**REQUIREMENT**
Within the data below, state how many lines contain the string "Chicoutimi". Provide the number only.
— start of MATERIAL —
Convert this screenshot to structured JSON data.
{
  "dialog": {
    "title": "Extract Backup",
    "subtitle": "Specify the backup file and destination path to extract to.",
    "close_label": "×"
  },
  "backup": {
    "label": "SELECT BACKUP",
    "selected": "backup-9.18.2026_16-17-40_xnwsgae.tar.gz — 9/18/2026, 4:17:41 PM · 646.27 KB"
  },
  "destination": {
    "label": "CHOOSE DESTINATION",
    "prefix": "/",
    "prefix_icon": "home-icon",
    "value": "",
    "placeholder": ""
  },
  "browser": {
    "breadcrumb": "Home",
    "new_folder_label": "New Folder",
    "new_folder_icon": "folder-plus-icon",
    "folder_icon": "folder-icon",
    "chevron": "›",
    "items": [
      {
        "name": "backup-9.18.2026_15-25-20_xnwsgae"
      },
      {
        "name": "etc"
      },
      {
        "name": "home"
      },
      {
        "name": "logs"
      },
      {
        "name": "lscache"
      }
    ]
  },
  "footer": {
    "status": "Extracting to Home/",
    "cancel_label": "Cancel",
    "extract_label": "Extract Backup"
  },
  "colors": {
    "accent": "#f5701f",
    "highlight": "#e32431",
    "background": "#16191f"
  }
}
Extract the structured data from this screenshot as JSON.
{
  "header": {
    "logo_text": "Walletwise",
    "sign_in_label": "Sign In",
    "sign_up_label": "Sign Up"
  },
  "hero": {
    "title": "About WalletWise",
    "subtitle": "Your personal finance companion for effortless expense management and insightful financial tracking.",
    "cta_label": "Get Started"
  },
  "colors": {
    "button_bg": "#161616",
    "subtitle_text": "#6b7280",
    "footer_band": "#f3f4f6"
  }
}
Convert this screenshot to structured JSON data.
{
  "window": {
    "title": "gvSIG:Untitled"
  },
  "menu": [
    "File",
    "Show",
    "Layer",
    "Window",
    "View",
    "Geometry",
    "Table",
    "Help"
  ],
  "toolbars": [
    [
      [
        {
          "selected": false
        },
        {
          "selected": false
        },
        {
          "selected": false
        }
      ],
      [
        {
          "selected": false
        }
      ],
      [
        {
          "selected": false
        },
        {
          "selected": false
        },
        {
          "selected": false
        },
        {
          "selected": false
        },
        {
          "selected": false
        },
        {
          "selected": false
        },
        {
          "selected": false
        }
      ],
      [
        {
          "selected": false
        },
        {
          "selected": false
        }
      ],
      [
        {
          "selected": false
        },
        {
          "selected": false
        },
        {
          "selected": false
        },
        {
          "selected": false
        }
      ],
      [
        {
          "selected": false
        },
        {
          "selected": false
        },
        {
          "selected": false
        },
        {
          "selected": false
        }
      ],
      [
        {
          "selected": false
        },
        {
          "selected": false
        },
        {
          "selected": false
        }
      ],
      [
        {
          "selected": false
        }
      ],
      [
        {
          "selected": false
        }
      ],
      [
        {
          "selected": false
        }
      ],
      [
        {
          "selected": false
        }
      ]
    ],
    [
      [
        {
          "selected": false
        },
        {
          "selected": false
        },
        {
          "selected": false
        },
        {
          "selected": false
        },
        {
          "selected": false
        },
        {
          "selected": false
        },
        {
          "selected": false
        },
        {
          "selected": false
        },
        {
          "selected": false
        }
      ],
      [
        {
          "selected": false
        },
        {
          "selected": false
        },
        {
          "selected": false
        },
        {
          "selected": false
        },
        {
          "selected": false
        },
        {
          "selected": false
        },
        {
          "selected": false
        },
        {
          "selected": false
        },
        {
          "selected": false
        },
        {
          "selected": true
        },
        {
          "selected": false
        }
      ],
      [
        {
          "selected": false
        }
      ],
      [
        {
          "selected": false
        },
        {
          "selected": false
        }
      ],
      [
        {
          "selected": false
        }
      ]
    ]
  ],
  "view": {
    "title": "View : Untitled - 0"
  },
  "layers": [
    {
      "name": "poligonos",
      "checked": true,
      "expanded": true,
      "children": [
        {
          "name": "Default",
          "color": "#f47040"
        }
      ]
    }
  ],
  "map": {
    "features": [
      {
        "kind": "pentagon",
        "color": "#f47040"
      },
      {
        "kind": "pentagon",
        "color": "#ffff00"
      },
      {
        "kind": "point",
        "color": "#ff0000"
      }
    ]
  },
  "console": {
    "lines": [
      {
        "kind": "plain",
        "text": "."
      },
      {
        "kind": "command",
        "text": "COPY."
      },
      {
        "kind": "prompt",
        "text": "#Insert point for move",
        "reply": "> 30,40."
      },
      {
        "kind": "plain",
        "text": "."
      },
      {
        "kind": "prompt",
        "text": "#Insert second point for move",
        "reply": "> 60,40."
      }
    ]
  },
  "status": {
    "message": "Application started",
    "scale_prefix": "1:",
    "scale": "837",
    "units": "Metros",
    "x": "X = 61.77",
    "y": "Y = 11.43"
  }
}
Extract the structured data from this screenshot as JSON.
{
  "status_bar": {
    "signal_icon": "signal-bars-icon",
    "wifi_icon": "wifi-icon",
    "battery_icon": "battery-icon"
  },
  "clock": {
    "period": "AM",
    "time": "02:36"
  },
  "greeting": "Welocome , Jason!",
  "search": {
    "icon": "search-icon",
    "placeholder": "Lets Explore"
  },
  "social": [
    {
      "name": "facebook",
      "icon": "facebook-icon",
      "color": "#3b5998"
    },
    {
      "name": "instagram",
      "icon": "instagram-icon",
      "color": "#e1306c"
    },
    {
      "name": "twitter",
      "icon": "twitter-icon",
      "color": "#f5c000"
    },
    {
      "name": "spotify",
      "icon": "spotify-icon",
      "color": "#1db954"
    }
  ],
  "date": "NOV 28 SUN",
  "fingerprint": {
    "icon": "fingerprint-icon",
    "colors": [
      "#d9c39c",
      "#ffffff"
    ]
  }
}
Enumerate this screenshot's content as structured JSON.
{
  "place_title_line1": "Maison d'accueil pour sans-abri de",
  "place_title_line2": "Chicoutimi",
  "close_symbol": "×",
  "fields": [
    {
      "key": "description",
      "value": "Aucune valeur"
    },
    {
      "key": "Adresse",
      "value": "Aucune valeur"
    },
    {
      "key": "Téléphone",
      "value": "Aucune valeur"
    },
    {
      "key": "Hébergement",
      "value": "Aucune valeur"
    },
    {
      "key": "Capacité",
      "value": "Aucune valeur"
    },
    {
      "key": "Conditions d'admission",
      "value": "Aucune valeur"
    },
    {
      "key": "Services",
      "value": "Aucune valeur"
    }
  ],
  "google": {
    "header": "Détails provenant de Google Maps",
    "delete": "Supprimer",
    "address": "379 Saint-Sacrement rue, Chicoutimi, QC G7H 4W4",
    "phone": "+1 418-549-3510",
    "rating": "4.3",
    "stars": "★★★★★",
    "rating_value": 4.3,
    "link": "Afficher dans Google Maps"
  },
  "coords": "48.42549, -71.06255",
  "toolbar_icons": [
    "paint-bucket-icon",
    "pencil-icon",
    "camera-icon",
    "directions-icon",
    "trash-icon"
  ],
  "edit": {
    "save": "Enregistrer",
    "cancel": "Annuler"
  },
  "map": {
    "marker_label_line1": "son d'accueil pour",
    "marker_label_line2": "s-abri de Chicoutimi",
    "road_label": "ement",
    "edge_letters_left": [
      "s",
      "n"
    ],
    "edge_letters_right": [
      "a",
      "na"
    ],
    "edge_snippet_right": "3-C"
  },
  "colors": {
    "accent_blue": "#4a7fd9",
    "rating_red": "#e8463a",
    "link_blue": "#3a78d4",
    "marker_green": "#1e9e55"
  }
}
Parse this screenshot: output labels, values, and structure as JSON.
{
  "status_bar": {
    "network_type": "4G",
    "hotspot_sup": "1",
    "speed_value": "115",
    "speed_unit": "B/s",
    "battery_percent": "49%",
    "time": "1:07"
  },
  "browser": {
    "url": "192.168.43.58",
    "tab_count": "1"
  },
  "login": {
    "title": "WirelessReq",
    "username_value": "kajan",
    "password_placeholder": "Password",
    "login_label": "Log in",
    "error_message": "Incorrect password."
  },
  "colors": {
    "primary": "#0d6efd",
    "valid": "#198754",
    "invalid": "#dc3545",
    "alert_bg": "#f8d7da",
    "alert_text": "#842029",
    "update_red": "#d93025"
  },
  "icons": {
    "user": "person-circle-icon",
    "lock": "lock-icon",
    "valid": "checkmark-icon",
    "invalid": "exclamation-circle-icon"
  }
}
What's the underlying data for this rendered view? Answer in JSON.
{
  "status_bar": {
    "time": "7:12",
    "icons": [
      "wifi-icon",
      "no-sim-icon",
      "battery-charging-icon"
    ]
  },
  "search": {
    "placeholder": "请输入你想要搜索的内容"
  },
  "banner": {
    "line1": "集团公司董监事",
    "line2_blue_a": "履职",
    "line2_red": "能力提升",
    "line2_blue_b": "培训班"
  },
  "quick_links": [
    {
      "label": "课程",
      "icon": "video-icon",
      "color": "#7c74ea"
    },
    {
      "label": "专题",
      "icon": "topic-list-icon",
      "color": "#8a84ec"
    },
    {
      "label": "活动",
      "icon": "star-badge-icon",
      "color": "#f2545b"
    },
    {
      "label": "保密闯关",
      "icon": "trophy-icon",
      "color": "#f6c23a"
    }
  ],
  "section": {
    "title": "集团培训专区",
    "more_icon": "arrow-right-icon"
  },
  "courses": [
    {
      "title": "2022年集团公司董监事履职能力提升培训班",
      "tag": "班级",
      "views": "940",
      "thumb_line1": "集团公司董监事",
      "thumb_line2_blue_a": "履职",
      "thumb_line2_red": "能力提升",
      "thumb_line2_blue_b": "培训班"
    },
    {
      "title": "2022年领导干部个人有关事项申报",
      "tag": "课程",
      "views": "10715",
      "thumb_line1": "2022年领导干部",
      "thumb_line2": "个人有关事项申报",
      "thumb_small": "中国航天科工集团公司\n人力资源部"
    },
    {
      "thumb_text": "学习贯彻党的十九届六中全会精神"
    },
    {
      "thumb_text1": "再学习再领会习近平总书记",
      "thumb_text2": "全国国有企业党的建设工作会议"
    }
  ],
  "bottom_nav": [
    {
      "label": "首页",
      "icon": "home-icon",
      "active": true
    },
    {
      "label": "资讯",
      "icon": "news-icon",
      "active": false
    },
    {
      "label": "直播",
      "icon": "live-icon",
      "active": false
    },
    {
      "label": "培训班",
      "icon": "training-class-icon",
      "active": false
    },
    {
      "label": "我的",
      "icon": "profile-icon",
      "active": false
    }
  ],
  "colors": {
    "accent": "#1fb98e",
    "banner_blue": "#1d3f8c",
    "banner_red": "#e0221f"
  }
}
— end of MATERIAL —
**SOLUTION BELOW**
3